Records from a data source:
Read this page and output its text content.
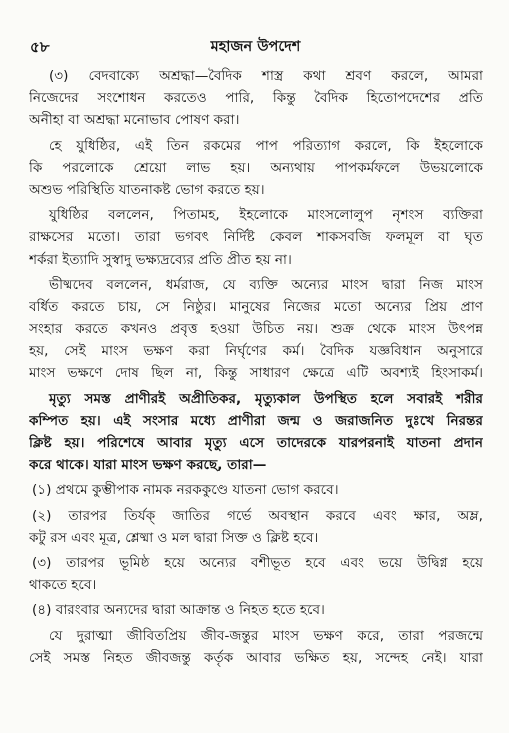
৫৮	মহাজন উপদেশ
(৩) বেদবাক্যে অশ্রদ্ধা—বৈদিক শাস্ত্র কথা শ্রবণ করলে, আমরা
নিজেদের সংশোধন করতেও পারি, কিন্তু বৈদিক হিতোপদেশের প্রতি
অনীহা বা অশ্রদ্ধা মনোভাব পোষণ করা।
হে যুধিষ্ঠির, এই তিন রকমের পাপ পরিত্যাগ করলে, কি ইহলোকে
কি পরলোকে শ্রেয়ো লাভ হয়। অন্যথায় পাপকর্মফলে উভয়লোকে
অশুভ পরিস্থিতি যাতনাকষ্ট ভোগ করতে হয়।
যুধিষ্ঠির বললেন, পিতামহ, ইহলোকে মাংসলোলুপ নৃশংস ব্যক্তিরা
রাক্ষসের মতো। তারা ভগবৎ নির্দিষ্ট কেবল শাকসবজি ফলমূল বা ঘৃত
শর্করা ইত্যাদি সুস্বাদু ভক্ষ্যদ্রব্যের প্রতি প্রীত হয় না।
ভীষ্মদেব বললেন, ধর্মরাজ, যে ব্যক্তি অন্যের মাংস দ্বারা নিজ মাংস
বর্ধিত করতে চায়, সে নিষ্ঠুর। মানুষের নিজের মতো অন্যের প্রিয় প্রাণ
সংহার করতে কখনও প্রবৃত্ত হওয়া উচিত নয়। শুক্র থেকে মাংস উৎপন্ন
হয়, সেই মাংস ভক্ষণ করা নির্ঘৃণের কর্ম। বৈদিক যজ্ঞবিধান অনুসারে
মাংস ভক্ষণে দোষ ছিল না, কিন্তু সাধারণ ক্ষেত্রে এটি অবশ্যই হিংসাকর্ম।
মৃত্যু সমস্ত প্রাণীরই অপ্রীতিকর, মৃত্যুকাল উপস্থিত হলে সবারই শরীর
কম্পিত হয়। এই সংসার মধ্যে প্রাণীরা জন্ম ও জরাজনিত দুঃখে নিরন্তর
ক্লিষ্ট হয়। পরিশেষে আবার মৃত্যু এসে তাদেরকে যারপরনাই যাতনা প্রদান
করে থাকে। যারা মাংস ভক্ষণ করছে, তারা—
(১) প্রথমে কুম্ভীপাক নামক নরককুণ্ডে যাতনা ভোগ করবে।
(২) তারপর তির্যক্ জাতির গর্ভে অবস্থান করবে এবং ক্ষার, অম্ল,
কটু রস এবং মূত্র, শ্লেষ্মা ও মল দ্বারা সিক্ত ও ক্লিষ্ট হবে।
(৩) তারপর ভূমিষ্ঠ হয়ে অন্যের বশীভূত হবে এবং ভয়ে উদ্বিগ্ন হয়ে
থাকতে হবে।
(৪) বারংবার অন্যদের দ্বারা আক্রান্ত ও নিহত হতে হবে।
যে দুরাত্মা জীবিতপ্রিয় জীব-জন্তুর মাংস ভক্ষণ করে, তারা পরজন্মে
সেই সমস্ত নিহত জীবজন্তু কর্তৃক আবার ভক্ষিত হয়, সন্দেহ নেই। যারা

* * *

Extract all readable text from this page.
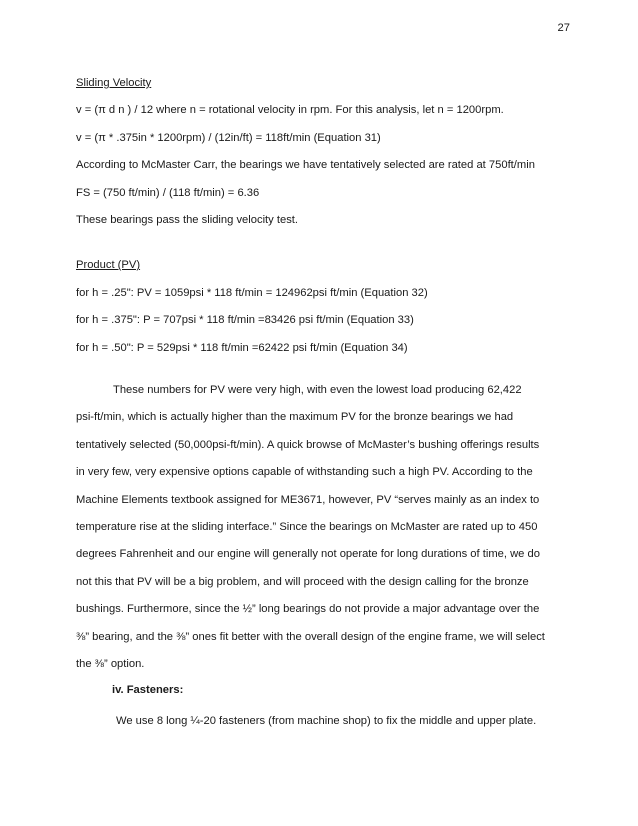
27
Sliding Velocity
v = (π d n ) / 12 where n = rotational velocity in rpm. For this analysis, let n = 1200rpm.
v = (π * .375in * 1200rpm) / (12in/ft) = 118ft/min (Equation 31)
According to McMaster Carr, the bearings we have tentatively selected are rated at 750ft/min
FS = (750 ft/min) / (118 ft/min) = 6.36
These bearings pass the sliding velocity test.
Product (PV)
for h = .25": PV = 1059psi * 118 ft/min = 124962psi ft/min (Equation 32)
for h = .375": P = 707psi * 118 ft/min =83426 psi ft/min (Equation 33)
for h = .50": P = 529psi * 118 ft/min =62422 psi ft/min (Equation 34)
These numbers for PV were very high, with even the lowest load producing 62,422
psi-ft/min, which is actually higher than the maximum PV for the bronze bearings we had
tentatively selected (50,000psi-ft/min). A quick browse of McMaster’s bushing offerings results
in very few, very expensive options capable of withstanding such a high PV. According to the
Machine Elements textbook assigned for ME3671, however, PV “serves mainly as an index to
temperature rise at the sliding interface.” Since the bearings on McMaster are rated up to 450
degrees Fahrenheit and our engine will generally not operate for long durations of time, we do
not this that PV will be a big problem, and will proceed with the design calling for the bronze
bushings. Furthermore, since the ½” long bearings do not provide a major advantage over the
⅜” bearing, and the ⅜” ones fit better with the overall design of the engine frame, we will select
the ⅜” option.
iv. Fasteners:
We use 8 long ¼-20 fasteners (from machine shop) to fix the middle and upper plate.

==

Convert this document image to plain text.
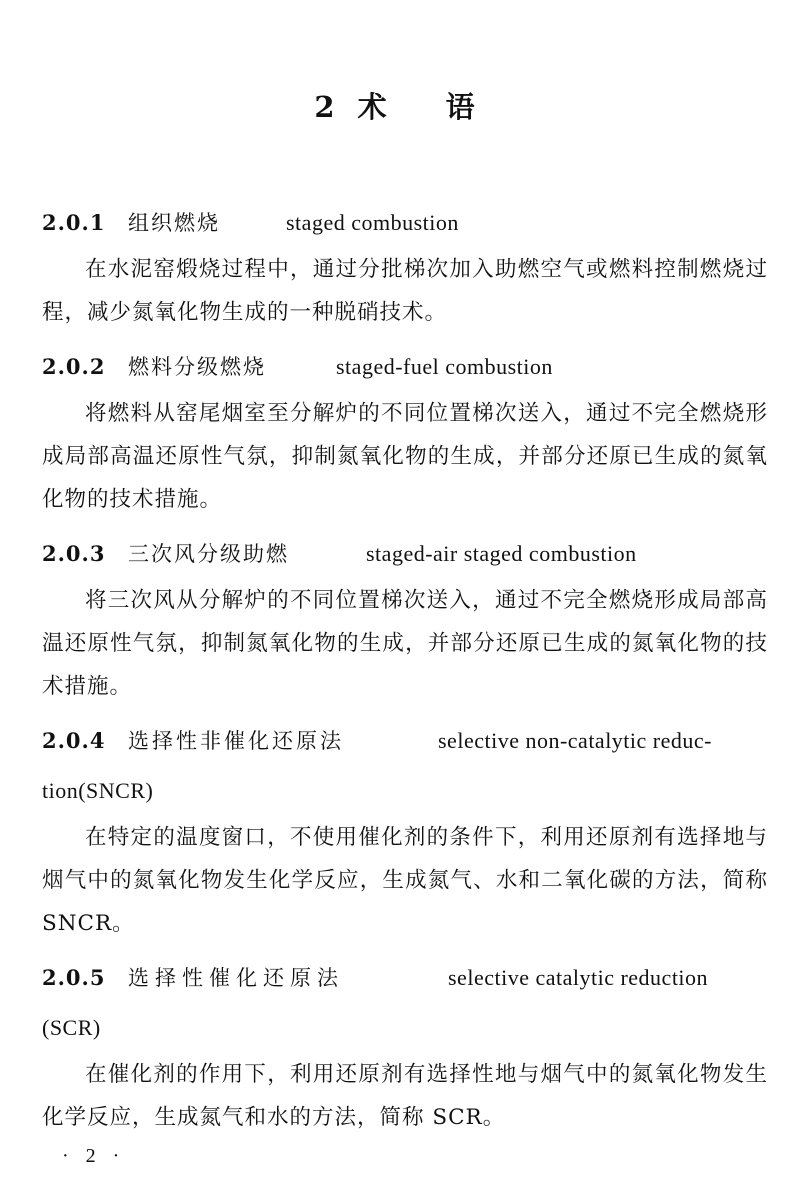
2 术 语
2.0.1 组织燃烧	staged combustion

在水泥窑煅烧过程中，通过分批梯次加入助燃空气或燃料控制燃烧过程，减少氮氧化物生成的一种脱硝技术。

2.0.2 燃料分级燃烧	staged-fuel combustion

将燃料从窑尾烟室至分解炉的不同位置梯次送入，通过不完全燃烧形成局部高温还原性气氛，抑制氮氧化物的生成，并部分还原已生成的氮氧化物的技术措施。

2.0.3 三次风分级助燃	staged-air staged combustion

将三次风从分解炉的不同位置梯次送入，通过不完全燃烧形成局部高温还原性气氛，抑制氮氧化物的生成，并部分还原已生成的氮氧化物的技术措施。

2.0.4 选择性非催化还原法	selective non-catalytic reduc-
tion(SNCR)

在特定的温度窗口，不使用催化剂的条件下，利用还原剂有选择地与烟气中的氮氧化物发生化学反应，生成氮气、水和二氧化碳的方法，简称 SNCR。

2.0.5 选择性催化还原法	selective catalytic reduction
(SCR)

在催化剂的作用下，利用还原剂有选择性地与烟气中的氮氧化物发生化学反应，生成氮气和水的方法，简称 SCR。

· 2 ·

▶ Aim
Extract all lines from the material above that include the word "SNCR".

▶ Task output
tion(SNCR)
在特定的温度窗口，不使用催化剂的条件下，利用还原剂有选择地与烟气中的氮氧化物发生化学反应，生成氮气、水和二氧化碳的方法，简称 SNCR。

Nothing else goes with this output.